One of the miracles of science is its ability to extend human memory. As our computational and technological capabilities expand, the searchlight of history broadens our vision into our past and uncovers new revelations and mysteries alike. Few fields, then, provide more fascinating applications of science than the tireless efforts to trace the evolutionary relationships of creatures, dead and alive, who populate the tree of life.

Enter Tullimonstrum gregarium.

In the 1950s, Francis Tully discovered a bizarre fossil in Mazon Creek, Illinois — a site known for the quality and diversity of creatures preserved in its deposits, formed 300 million years ago in the Carboniferous period. For half a century, no one was quite sure what to make of the fossil, dubbed the Tully Monster and declared the state fossil of Illinois in 1989.. This oddly shaped sea creature did not fall under any neat category, with its pair of cuttlefish-like fins, long proboscis, and small sharp teeth. Indeed, paleontologists variously suggested the organism belonged to animal groups ranging from wormlike animals to mollusk-like creatures and even to fish.

A Yale-led research team, led by then graduate student Victoria McCoy has at last identified the Tully Monster. Combining morphological analysis and close examination of features resulting from the fossilization process, the researchers found that the Tully Monster was most likely a vertebrate with lamprey-like features. The study, published in April, has put to rest the mystery of the Tully Monster while also opening new avenues to further explore the life of this extraordinary animal.

——————————

• _THE TASKS_
**a)** Print the stretch of the Tully Monster passage from "In the 1950s, Francis" through "even to fish.".
**b)** According to the Tully Monster passage, in what year was the fossil declared the state fossil of Illinois?
**c)** Translate this sentence from the Tully Monster passage into Spanish: "One of the miracles of science is its ability to extend human memory."
The data after this point come from a separate source.

• _SOURCE MATERIAL_
——————————

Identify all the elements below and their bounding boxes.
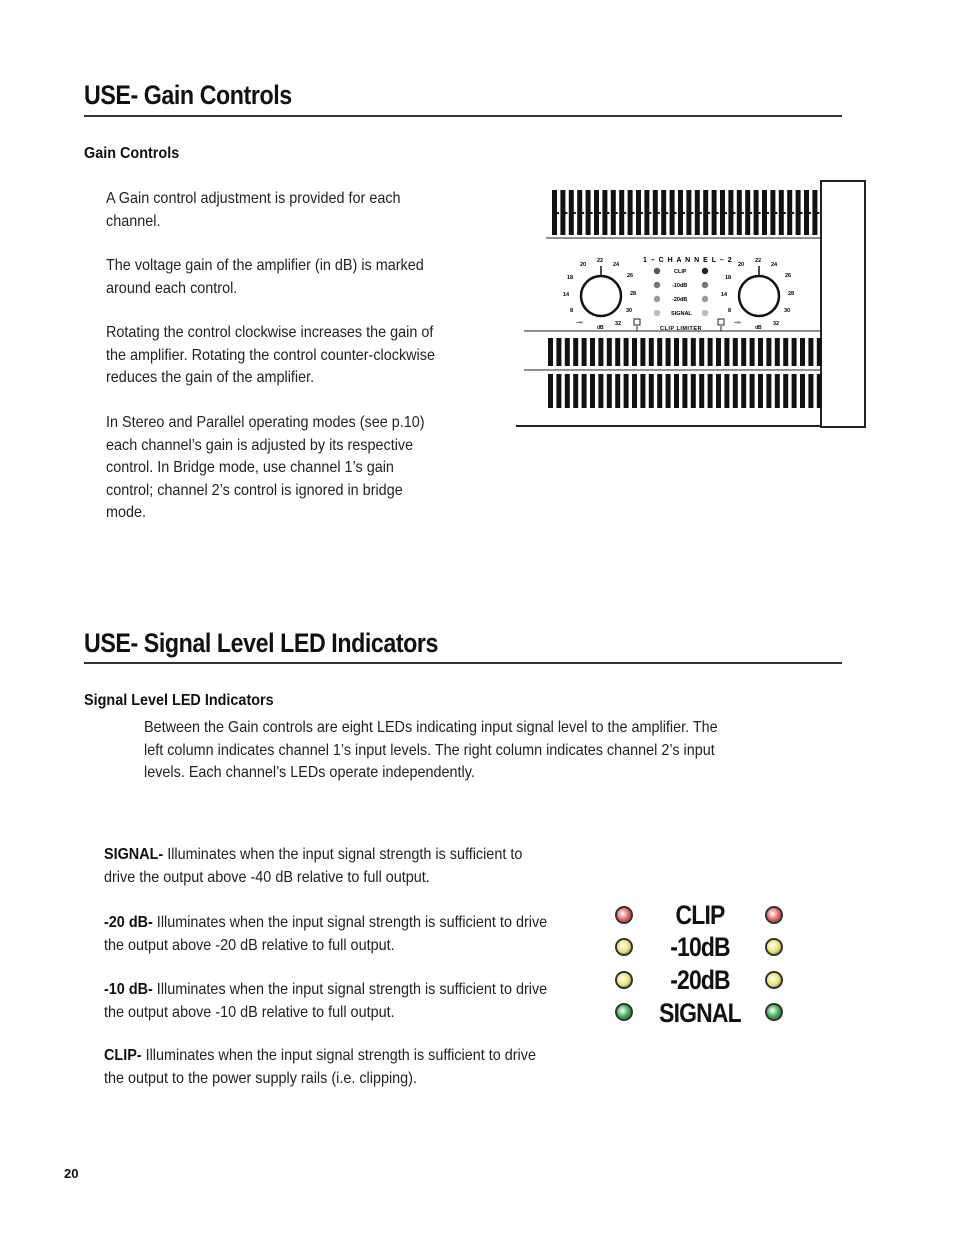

——————————

• _REPLIES_
**a)**
In the 1950s, Francis Tully discovered a bizarre fossil in Mazon Creek, Illinois — a site known for the quality and diversity of creatures preserved in its deposits, formed 300 million years ago in the Carboniferous period. For half a century, no one was quite sure what to make of the fossil, dubbed the Tully Monster and declared the state fossil of Illinois in 1989.. This oddly shaped sea creature did not fall under any neat category, with its pair of cuttlefish-like fins, long proboscis, and small sharp teeth. Indeed, paleontologists variously suggested the organism belonged to animal groups ranging from wormlike animals to mollusk-like creatures and even to fish.

**b)** 1989

**c)** Uno de los milagros de la ciencia es su capacidad de extender la memoria humana.